Your instructions
Those lines of the data that hold the word "JSON" are to be copied out.
= Beginning of Section =
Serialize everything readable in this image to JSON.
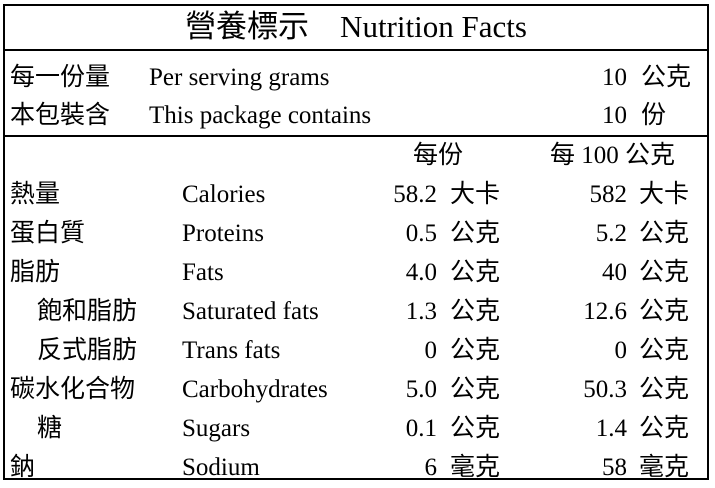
{
  "title": "營養標示　Nutrition Facts",
  "serving": [
    {
      "zh": "每一份量",
      "en": "Per serving grams",
      "value": "10",
      "unit": "公克"
    },
    {
      "zh": "本包裝含",
      "en": "This package contains",
      "value": "10",
      "unit": "份"
    }
  ],
  "columns": {
    "per_serving": "每份",
    "per_100g": "每 100 公克"
  },
  "nutrients": [
    {
      "zh": "熱量",
      "en": "Calories",
      "per_serving": "58.2",
      "per_serving_unit": "大卡",
      "per_100g": "582",
      "per_100g_unit": "大卡"
    },
    {
      "zh": "蛋白質",
      "en": "Proteins",
      "per_serving": "0.5",
      "per_serving_unit": "公克",
      "per_100g": "5.2",
      "per_100g_unit": "公克"
    },
    {
      "zh": "脂肪",
      "en": "Fats",
      "per_serving": "4.0",
      "per_serving_unit": "公克",
      "per_100g": "40",
      "per_100g_unit": "公克"
    },
    {
      "zh": "飽和脂肪",
      "en": "Saturated fats",
      "per_serving": "1.3",
      "per_serving_unit": "公克",
      "per_100g": "12.6",
      "per_100g_unit": "公克"
    },
    {
      "zh": "反式脂肪",
      "en": "Trans fats",
      "per_serving": "0",
      "per_serving_unit": "公克",
      "per_100g": "0",
      "per_100g_unit": "公克"
    },
    {
      "zh": "碳水化合物",
      "en": "Carbohydrates",
      "per_serving": "5.0",
      "per_serving_unit": "公克",
      "per_100g": "50.3",
      "per_100g_unit": "公克"
    },
    {
      "zh": "糖",
      "en": "Sugars",
      "per_serving": "0.1",
      "per_serving_unit": "公克",
      "per_100g": "1.4",
      "per_100g_unit": "公克"
    },
    {
      "zh": "鈉",
      "en": "Sodium",
      "per_serving": "6",
      "per_serving_unit": "毫克",
      "per_100g": "58",
      "per_100g_unit": "毫克"
    }
  ]
}
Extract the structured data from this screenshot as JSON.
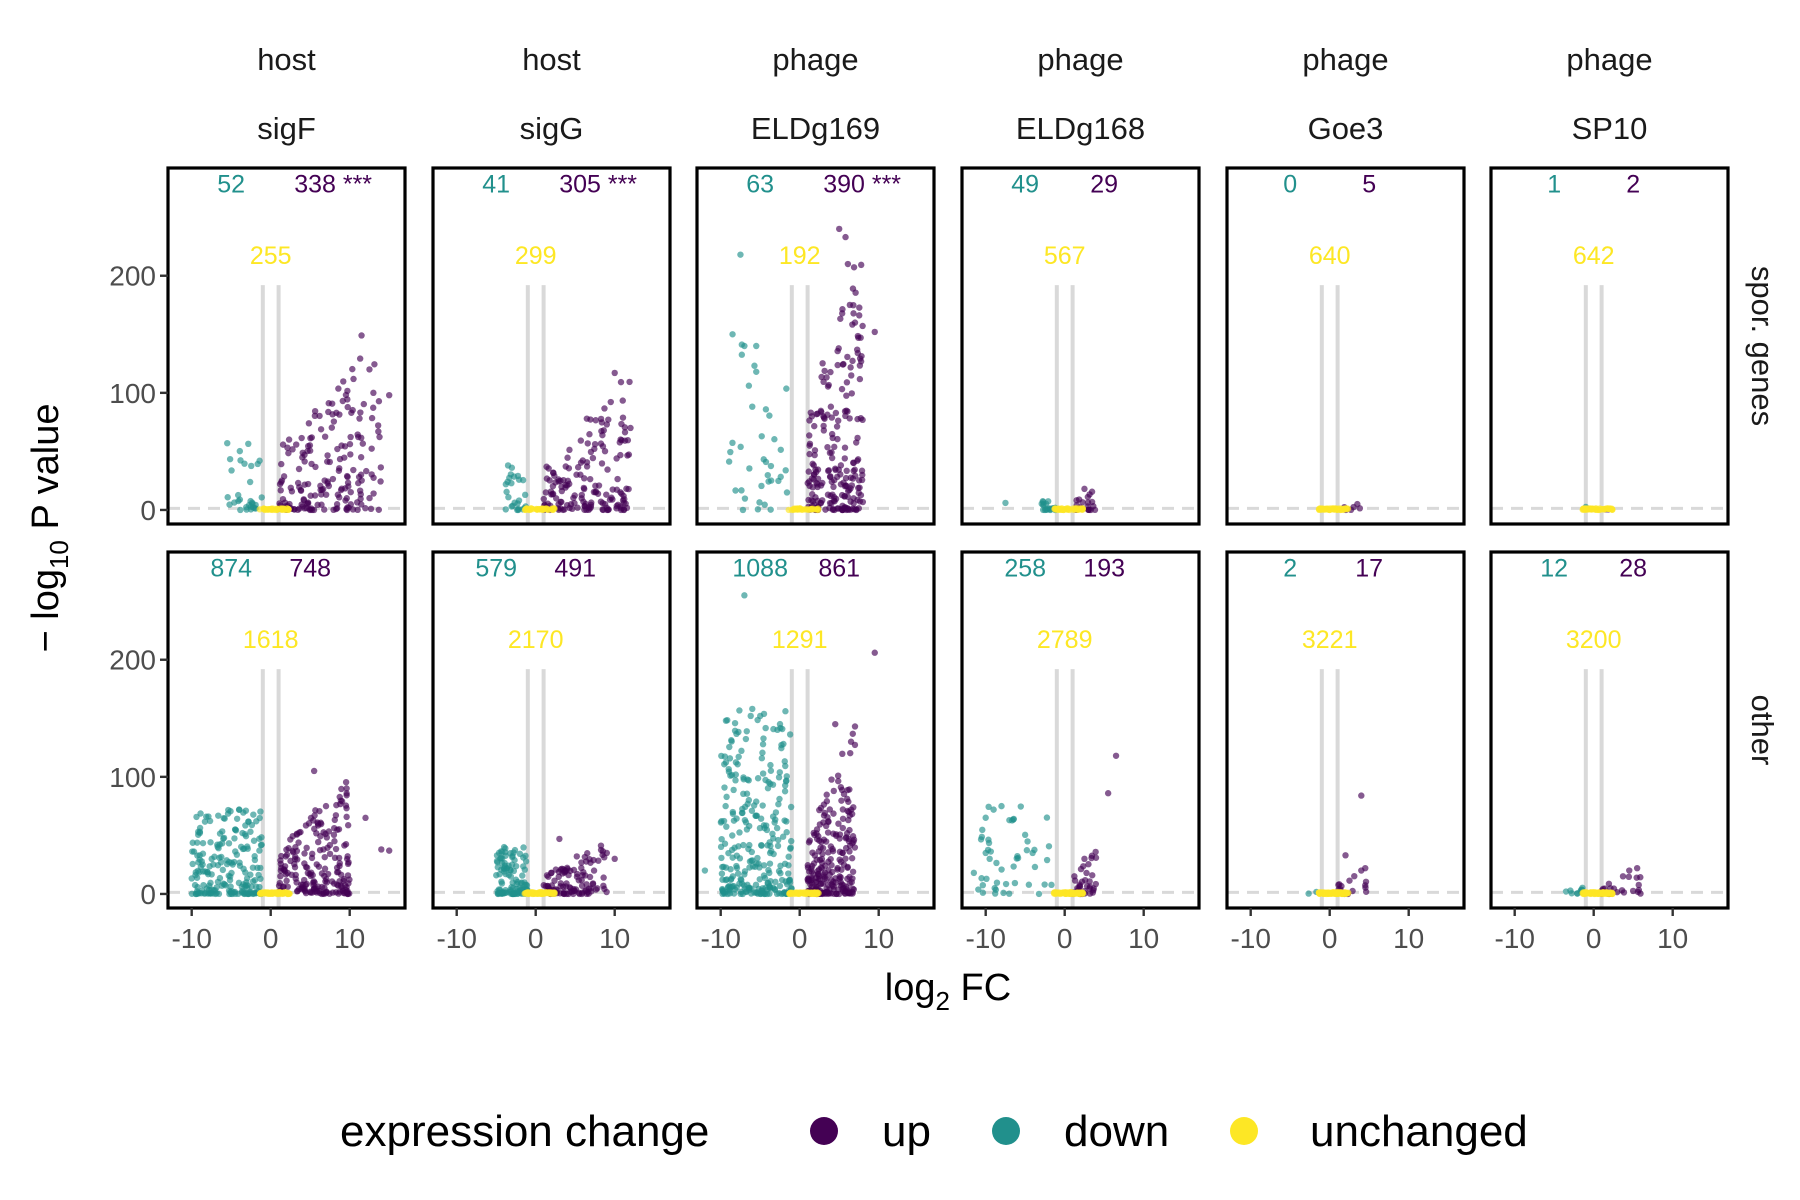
{
  "chart_data": {
    "type": "scatter",
    "xlabel_main": "log",
    "xlabel_sub": "2",
    "xlabel_tail": " FC",
    "ylabel_pre": "− log",
    "ylabel_sub": "10",
    "ylabel_tail": " P value",
    "xlim": [
      -13,
      17
    ],
    "ylim": [
      -12,
      292
    ],
    "x_ticks": [
      -10,
      0,
      10
    ],
    "x_tick_labels": [
      "-10",
      "0",
      "10"
    ],
    "y_ticks": [
      0,
      100,
      200
    ],
    "y_tick_labels": [
      "0",
      "100",
      "200"
    ],
    "fc_threshold_lines": [
      -1,
      1
    ],
    "p_threshold_line": 1.3,
    "grid": false,
    "legend": {
      "title": "expression change",
      "position": "bottom",
      "entries": [
        {
          "label": "up",
          "color": "#440154"
        },
        {
          "label": "down",
          "color": "#21908C"
        },
        {
          "label": "unchanged",
          "color": "#FDE725"
        }
      ]
    },
    "colors": {
      "up": "#440154",
      "down": "#21908C",
      "unchanged": "#FDE725"
    },
    "columns": [
      {
        "group": "host",
        "name": "sigF"
      },
      {
        "group": "host",
        "name": "sigG"
      },
      {
        "group": "phage",
        "name": "ELDg169"
      },
      {
        "group": "phage",
        "name": "ELDg168"
      },
      {
        "group": "phage",
        "name": "Goe3"
      },
      {
        "group": "phage",
        "name": "SP10"
      }
    ],
    "rows": [
      "spor. genes",
      "other"
    ],
    "panels": [
      [
        {
          "down": "52",
          "up": "338 ***",
          "unchanged": "255",
          "cloud": {
            "up_x": [
              1,
              14
            ],
            "up_ymax": 150,
            "down_x": [
              -6,
              -1
            ],
            "down_ymax": 57,
            "n_up": 180,
            "n_down": 30,
            "n_unch": 40,
            "outliers_up": [
              [
                11.5,
                149
              ],
              [
                13,
                100
              ],
              [
                15,
                98
              ],
              [
                12.5,
                120
              ]
            ],
            "outliers_down": [
              [
                -5.5,
                57
              ]
            ]
          }
        },
        {
          "down": "41",
          "up": "305 ***",
          "unchanged": "299",
          "cloud": {
            "up_x": [
              1,
              12
            ],
            "up_ymax": 118,
            "down_x": [
              -4,
              -1
            ],
            "down_ymax": 38,
            "n_up": 160,
            "n_down": 25,
            "n_unch": 40,
            "outliers_up": [
              [
                10,
                117
              ],
              [
                12,
                70
              ],
              [
                9,
                73
              ]
            ],
            "outliers_down": [
              [
                -3.5,
                38
              ]
            ]
          }
        },
        {
          "down": "63",
          "up": "390 ***",
          "unchanged": "192",
          "cloud": {
            "up_x": [
              1,
              8
            ],
            "up_ymax": 240,
            "down_x": [
              -9,
              -1
            ],
            "down_ymax": 150,
            "n_up": 220,
            "n_down": 35,
            "n_unch": 35,
            "outliers_up": [
              [
                5,
                240
              ],
              [
                5.8,
                233
              ],
              [
                6.1,
                210
              ],
              [
                9.5,
                152
              ],
              [
                7,
                160
              ]
            ],
            "outliers_down": [
              [
                -7.5,
                218
              ],
              [
                -8.5,
                150
              ],
              [
                -7,
                140
              ],
              [
                -5.5,
                140
              ],
              [
                -5.5,
                118
              ]
            ]
          }
        },
        {
          "down": "49",
          "up": "29",
          "unchanged": "567",
          "cloud": {
            "up_x": [
              1,
              4
            ],
            "up_ymax": 18,
            "down_x": [
              -3,
              -1
            ],
            "down_ymax": 10,
            "n_up": 20,
            "n_down": 20,
            "n_unch": 50,
            "outliers_up": [
              [
                2.5,
                18
              ]
            ],
            "outliers_down": [
              [
                -7.5,
                6
              ]
            ]
          }
        },
        {
          "down": "0",
          "up": "5",
          "unchanged": "640",
          "cloud": {
            "up_x": [
              1,
              4
            ],
            "up_ymax": 5,
            "down_x": [
              -1,
              -1
            ],
            "down_ymax": 0,
            "n_up": 5,
            "n_down": 0,
            "n_unch": 60,
            "outliers_up": [
              [
                3.5,
                5
              ]
            ],
            "outliers_down": []
          }
        },
        {
          "down": "1",
          "up": "2",
          "unchanged": "642",
          "cloud": {
            "up_x": [
              1,
              2
            ],
            "up_ymax": 2,
            "down_x": [
              -1,
              -1
            ],
            "down_ymax": 4,
            "n_up": 2,
            "n_down": 1,
            "n_unch": 60,
            "outliers_up": [],
            "outliers_down": []
          }
        }
      ],
      [
        {
          "down": "874",
          "up": "748",
          "unchanged": "1618",
          "cloud": {
            "up_x": [
              1,
              10
            ],
            "up_ymax": 105,
            "down_x": [
              -10,
              -1
            ],
            "down_ymax": 72,
            "n_up": 200,
            "n_down": 200,
            "n_unch": 80,
            "outliers_up": [
              [
                5.5,
                105
              ],
              [
                7,
                75
              ],
              [
                12,
                65
              ],
              [
                14,
                38
              ],
              [
                15,
                37
              ]
            ],
            "outliers_down": [
              [
                -4,
                72
              ],
              [
                -4.5,
                55
              ]
            ]
          }
        },
        {
          "down": "579",
          "up": "491",
          "unchanged": "2170",
          "cloud": {
            "up_x": [
              1,
              9
            ],
            "up_ymax": 47,
            "down_x": [
              -5,
              -1
            ],
            "down_ymax": 40,
            "n_up": 110,
            "n_down": 110,
            "n_unch": 80,
            "outliers_up": [
              [
                3,
                47
              ],
              [
                10,
                30
              ],
              [
                9,
                35
              ]
            ],
            "outliers_down": [
              [
                -4,
                40
              ]
            ]
          }
        },
        {
          "down": "1088",
          "up": "861",
          "unchanged": "1291",
          "cloud": {
            "up_x": [
              1,
              7
            ],
            "up_ymax": 145,
            "down_x": [
              -10,
              -1
            ],
            "down_ymax": 158,
            "n_up": 230,
            "n_down": 280,
            "n_unch": 60,
            "outliers_up": [
              [
                9.5,
                206
              ],
              [
                4.5,
                145
              ],
              [
                7,
                143
              ],
              [
                6.5,
                130
              ]
            ],
            "outliers_down": [
              [
                -7,
                255
              ],
              [
                -6,
                158
              ],
              [
                -5,
                152
              ],
              [
                -12,
                20
              ]
            ]
          }
        },
        {
          "down": "258",
          "up": "193",
          "unchanged": "2789",
          "cloud": {
            "up_x": [
              1,
              4
            ],
            "up_ymax": 40,
            "down_x": [
              -11,
              -1
            ],
            "down_ymax": 75,
            "n_up": 40,
            "n_down": 45,
            "n_unch": 90,
            "outliers_up": [
              [
                6.5,
                118
              ],
              [
                5.5,
                86
              ],
              [
                2.5,
                30
              ]
            ],
            "outliers_down": [
              [
                -8,
                75
              ],
              [
                -9,
                72
              ],
              [
                -7,
                63
              ],
              [
                -10,
                35
              ],
              [
                -11.5,
                18
              ],
              [
                -9.5,
                30
              ]
            ]
          }
        },
        {
          "down": "2",
          "up": "17",
          "unchanged": "3221",
          "cloud": {
            "up_x": [
              1,
              5
            ],
            "up_ymax": 22,
            "down_x": [
              -3,
              -1
            ],
            "down_ymax": 3,
            "n_up": 15,
            "n_down": 2,
            "n_unch": 100,
            "outliers_up": [
              [
                4,
                84
              ],
              [
                4.5,
                22
              ],
              [
                4,
                20
              ],
              [
                2,
                33
              ]
            ],
            "outliers_down": []
          }
        },
        {
          "down": "12",
          "up": "28",
          "unchanged": "3200",
          "cloud": {
            "up_x": [
              1,
              6
            ],
            "up_ymax": 22,
            "down_x": [
              -4,
              -1
            ],
            "down_ymax": 6,
            "n_up": 25,
            "n_down": 10,
            "n_unch": 100,
            "outliers_up": [
              [
                5.5,
                22
              ],
              [
                4.5,
                20
              ]
            ],
            "outliers_down": []
          }
        }
      ]
    ]
  }
}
= End of Section =
Finished task
Serialize everything readable in this image to JSON.
Extract the structured data from this screenshot as JSON.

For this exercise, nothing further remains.